Repeat every line below exactly as it reads.

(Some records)
□ □ □ □ □ □ □

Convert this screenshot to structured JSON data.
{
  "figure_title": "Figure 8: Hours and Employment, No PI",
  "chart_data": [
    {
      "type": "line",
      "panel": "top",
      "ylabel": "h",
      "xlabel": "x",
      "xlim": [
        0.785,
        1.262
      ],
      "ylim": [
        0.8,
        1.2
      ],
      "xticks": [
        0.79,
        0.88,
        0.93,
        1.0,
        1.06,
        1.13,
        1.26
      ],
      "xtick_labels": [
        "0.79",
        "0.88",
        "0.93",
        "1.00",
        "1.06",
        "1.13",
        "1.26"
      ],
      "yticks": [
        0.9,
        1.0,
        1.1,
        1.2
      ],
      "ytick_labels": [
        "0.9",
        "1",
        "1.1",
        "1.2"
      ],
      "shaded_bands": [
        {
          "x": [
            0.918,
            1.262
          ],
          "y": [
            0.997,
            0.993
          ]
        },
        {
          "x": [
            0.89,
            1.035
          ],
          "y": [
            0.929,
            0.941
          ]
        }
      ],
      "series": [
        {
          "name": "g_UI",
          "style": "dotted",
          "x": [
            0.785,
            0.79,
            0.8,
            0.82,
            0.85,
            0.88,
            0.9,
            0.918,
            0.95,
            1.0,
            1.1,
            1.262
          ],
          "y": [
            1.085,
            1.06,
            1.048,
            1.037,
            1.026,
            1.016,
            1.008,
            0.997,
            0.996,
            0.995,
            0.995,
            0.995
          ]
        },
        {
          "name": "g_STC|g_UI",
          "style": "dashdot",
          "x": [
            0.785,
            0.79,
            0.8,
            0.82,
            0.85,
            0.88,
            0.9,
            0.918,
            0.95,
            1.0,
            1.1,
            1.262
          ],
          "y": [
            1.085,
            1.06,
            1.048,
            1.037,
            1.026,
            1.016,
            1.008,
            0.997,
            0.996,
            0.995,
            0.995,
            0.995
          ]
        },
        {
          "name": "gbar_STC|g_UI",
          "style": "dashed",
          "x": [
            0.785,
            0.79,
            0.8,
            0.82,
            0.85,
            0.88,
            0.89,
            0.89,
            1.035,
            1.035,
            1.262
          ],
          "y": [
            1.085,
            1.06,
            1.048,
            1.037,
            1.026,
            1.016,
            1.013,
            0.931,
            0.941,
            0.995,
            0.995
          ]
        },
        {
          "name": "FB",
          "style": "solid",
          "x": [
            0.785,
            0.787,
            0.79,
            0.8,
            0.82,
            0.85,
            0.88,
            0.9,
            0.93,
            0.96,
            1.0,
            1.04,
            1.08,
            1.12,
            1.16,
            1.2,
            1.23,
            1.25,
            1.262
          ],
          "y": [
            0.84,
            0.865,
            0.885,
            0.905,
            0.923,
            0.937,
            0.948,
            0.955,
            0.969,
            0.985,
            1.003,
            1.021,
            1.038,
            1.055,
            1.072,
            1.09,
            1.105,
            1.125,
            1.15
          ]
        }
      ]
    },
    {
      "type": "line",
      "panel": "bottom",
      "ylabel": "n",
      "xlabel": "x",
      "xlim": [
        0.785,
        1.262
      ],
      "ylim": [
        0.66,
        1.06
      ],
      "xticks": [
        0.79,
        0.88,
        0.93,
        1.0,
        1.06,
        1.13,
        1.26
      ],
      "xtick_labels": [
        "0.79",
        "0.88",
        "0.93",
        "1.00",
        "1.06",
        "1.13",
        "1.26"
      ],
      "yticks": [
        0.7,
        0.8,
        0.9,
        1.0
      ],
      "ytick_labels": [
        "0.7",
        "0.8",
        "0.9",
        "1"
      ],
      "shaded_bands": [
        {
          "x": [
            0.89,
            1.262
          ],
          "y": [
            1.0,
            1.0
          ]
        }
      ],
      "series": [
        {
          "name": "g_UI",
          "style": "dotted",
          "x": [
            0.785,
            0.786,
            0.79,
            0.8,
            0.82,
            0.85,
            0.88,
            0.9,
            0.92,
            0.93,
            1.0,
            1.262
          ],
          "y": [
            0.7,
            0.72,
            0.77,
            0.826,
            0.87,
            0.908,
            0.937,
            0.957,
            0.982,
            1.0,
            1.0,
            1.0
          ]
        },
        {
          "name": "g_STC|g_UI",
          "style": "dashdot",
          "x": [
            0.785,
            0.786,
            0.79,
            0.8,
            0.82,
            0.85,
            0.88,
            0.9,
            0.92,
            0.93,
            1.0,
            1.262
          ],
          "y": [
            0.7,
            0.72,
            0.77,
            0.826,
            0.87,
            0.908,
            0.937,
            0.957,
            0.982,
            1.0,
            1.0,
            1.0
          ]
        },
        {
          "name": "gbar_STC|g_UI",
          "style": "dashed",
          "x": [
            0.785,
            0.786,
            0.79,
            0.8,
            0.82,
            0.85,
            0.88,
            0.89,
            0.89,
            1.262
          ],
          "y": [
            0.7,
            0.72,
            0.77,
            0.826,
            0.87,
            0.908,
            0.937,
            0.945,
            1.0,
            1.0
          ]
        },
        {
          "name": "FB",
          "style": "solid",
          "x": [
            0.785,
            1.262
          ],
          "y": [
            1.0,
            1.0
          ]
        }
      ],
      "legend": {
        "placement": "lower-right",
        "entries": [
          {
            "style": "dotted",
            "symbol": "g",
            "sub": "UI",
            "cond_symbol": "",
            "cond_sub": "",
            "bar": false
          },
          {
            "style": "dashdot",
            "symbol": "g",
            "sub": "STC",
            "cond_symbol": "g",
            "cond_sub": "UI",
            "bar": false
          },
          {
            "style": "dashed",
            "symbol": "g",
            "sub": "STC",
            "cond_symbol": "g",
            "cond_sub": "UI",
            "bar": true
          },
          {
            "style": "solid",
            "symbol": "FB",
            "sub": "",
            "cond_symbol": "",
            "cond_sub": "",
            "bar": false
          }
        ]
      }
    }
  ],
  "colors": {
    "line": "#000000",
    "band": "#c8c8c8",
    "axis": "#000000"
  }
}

□ □ □ □ □ □ □

→ **Expected answer**:
Convert this screenshot to structured JSON data.
{
  "figure_title": "Figure 8: Hours and Employment, No PI",
  "chart_data": [
    {
      "type": "line",
      "panel": "top",
      "ylabel": "h",
      "xlabel": "x",
      "xlim": [
        0.785,
        1.262
      ],
      "ylim": [
        0.8,
        1.2
      ],
      "xticks": [
        0.79,
        0.88,
        0.93,
        1.0,
        1.06,
        1.13,
        1.26
      ],
      "xtick_labels": [
        "0.79",
        "0.88",
        "0.93",
        "1.00",
        "1.06",
        "1.13",
        "1.26"
      ],
      "yticks": [
        0.9,
        1.0,
        1.1,
        1.2
      ],
      "ytick_labels": [
        "0.9",
        "1",
        "1.1",
        "1.2"
      ],
      "shaded_bands": [
        {
          "x": [
            0.918,
            1.262
          ],
          "y": [
            0.997,
            0.993
          ]
        },
        {
          "x": [
            0.89,
            1.035
          ],
          "y": [
            0.929,
            0.941
          ]
        }
      ],
      "series": [
        {
          "name": "g_UI",
          "style": "dotted",
          "x": [
            0.785,
            0.79,
            0.8,
            0.82,
            0.85,
            0.88,
            0.9,
            0.918,
            0.95,
            1.0,
            1.1,
            1.262
          ],
          "y": [
            1.085,
            1.06,
            1.048,
            1.037,
            1.026,
            1.016,
            1.008,
            0.997,
            0.996,
            0.995,
            0.995,
            0.995
          ]
        },
        {
          "name": "g_STC|g_UI",
          "style": "dashdot",
          "x": [
            0.785,
            0.79,
            0.8,
            0.82,
            0.85,
            0.88,
            0.9,
            0.918,
            0.95,
            1.0,
            1.1,
            1.262
          ],
          "y": [
            1.085,
            1.06,
            1.048,
            1.037,
            1.026,
            1.016,
            1.008,
            0.997,
            0.996,
            0.995,
            0.995,
            0.995
          ]
        },
        {
          "name": "gbar_STC|g_UI",
          "style": "dashed",
          "x": [
            0.785,
            0.79,
            0.8,
            0.82,
            0.85,
            0.88,
            0.89,
            0.89,
            1.035,
            1.035,
            1.262
          ],
          "y": [
            1.085,
            1.06,
            1.048,
            1.037,
            1.026,
            1.016,
            1.013,
            0.931,
            0.941,
            0.995,
            0.995
          ]
        },
        {
          "name": "FB",
          "style": "solid",
          "x": [
            0.785,
            0.787,
            0.79,
            0.8,
            0.82,
            0.85,
            0.88,
            0.9,
            0.93,
            0.96,
            1.0,
            1.04,
            1.08,
            1.12,
            1.16,
            1.2,
            1.23,
            1.25,
            1.262
          ],
          "y": [
            0.84,
            0.865,
            0.885,
            0.905,
            0.923,
            0.937,
            0.948,
            0.955,
            0.969,
            0.985,
            1.003,
            1.021,
            1.038,
            1.055,
            1.072,
            1.09,
            1.105,
            1.125,
            1.15
          ]
        }
      ]
    },
    {
      "type": "line",
      "panel": "bottom",
      "ylabel": "n",
      "xlabel": "x",
      "xlim": [
        0.785,
        1.262
      ],
      "ylim": [
        0.66,
        1.06
      ],
      "xticks": [
        0.79,
        0.88,
        0.93,
        1.0,
        1.06,
        1.13,
        1.26
      ],
      "xtick_labels": [
        "0.79",
        "0.88",
        "0.93",
        "1.00",
        "1.06",
        "1.13",
        "1.26"
      ],
      "yticks": [
        0.7,
        0.8,
        0.9,
        1.0
      ],
      "ytick_labels": [
        "0.7",
        "0.8",
        "0.9",
        "1"
      ],
      "shaded_bands": [
        {
          "x": [
            0.89,
            1.262
          ],
          "y": [
            1.0,
            1.0
          ]
        }
      ],
      "series": [
        {
          "name": "g_UI",
          "style": "dotted",
          "x": [
            0.785,
            0.786,
            0.79,
            0.8,
            0.82,
            0.85,
            0.88,
            0.9,
            0.92,
            0.93,
            1.0,
            1.262
          ],
          "y": [
            0.7,
            0.72,
            0.77,
            0.826,
            0.87,
            0.908,
            0.937,
            0.957,
            0.982,
            1.0,
            1.0,
            1.0
          ]
        },
        {
          "name": "g_STC|g_UI",
          "style": "dashdot",
          "x": [
            0.785,
            0.786,
            0.79,
            0.8,
            0.82,
            0.85,
            0.88,
            0.9,
            0.92,
            0.93,
            1.0,
            1.262
          ],
          "y": [
            0.7,
            0.72,
            0.77,
            0.826,
            0.87,
            0.908,
            0.937,
            0.957,
            0.982,
            1.0,
            1.0,
            1.0
          ]
        },
        {
          "name": "gbar_STC|g_UI",
          "style": "dashed",
          "x": [
            0.785,
            0.786,
            0.79,
            0.8,
            0.82,
            0.85,
            0.88,
            0.89,
            0.89,
            1.262
          ],
          "y": [
            0.7,
            0.72,
            0.77,
            0.826,
            0.87,
            0.908,
            0.937,
            0.945,
            1.0,
            1.0
          ]
        },
        {
          "name": "FB",
          "style": "solid",
          "x": [
            0.785,
            1.262
          ],
          "y": [
            1.0,
            1.0
          ]
        }
      ],
      "legend": {
        "placement": "lower-right",
        "entries": [
          {
            "style": "dotted",
            "symbol": "g",
            "sub": "UI",
            "cond_symbol": "",
            "cond_sub": "",
            "bar": false
          },
          {
            "style": "dashdot",
            "symbol": "g",
            "sub": "STC",
            "cond_symbol": "g",
            "cond_sub": "UI",
            "bar": false
          },
          {
            "style": "dashed",
            "symbol": "g",
            "sub": "STC",
            "cond_symbol": "g",
            "cond_sub": "UI",
            "bar": true
          },
          {
            "style": "solid",
            "symbol": "FB",
            "sub": "",
            "cond_symbol": "",
            "cond_sub": "",
            "bar": false
          }
        ]
      }
    }
  ],
  "colors": {
    "line": "#000000",
    "band": "#c8c8c8",
    "axis": "#000000"
  }
}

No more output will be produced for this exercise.